» **The exercise**: Gather up every line that includes the string "name".

» **Data provided**:
— begin —
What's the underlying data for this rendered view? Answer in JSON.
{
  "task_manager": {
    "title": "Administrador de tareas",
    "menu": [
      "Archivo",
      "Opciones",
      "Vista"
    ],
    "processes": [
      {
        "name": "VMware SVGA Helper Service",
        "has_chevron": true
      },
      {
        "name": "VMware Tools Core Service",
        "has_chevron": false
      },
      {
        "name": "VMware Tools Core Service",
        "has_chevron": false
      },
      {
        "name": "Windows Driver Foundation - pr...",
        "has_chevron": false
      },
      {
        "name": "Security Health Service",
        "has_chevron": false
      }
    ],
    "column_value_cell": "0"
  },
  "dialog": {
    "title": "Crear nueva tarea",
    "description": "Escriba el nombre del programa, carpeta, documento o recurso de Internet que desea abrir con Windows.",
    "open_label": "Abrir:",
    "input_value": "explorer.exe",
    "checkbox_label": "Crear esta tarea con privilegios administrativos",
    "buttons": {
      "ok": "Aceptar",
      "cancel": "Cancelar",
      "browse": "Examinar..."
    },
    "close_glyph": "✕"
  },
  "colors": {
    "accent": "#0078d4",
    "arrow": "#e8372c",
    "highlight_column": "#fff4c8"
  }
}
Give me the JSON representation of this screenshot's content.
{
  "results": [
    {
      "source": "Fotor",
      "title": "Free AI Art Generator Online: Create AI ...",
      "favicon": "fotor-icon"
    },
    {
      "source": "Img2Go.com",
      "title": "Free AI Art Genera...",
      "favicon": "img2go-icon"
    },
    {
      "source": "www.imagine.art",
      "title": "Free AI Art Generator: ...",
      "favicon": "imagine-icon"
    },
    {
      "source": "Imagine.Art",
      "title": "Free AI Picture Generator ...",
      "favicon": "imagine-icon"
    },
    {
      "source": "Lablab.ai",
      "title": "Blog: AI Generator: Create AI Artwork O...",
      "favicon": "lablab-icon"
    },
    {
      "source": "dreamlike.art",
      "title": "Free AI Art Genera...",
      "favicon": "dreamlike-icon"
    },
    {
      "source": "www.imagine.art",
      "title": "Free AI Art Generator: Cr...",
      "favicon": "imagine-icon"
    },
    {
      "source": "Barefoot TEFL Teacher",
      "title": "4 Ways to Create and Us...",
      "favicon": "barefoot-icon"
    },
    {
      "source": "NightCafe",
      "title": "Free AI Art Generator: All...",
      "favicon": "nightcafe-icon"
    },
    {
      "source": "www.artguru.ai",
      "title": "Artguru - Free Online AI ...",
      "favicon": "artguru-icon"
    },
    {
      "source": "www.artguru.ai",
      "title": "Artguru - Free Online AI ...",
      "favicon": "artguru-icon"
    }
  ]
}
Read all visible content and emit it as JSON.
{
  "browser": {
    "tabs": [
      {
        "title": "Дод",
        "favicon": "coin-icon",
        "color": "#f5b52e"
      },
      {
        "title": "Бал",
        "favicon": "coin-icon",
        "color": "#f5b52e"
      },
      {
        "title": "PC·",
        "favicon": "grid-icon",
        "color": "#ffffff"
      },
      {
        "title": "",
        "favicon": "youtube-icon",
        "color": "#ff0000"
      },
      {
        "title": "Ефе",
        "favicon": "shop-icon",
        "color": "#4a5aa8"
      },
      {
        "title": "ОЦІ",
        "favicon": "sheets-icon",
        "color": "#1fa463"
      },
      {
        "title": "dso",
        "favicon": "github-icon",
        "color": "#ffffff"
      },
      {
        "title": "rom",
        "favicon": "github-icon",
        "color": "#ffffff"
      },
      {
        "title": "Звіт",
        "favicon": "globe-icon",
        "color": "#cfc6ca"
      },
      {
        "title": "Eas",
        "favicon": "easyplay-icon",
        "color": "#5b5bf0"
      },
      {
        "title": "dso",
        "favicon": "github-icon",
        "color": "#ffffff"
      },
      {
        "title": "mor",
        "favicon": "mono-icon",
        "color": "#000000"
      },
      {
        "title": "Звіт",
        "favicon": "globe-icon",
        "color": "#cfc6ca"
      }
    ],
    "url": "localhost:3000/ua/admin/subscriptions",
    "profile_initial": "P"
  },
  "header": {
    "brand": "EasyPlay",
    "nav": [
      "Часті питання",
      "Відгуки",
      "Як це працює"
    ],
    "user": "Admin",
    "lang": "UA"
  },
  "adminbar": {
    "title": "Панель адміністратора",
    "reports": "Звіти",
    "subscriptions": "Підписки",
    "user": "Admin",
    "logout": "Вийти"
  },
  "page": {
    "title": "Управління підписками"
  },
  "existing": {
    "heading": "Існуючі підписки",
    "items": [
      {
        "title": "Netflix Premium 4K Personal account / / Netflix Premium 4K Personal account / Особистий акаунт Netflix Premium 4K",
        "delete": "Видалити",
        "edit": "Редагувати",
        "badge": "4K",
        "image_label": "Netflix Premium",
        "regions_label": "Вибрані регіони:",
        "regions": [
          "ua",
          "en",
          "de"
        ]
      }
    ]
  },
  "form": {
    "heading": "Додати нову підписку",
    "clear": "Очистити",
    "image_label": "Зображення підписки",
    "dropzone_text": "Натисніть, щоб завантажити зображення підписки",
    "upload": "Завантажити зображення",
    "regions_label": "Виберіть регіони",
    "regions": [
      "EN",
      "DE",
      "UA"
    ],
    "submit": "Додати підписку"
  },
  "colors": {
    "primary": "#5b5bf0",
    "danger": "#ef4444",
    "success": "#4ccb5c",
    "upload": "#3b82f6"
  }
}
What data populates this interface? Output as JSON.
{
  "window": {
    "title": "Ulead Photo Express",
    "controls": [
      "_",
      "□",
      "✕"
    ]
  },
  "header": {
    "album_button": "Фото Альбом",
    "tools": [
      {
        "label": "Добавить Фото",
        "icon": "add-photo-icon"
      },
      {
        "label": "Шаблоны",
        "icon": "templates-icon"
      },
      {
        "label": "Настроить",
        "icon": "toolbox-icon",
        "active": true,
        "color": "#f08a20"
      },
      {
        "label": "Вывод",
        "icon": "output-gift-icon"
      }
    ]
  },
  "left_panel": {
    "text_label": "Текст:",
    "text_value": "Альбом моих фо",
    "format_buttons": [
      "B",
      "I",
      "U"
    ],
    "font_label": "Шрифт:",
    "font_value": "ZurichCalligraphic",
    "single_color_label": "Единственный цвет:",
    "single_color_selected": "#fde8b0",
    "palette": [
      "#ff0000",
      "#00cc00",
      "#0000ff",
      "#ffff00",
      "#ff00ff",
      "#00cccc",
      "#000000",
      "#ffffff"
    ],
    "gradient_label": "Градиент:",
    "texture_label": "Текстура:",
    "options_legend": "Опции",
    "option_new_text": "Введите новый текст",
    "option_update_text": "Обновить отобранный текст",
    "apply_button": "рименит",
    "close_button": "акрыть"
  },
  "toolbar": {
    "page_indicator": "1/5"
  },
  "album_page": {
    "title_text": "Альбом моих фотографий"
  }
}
— end —
» **Result**:
        "name": "VMware SVGA Helper Service",
        "name": "VMware Tools Core Service",
        "name": "VMware Tools Core Service",
        "name": "Windows Driver Foundation - pr...",
        "name": "Security Health Service",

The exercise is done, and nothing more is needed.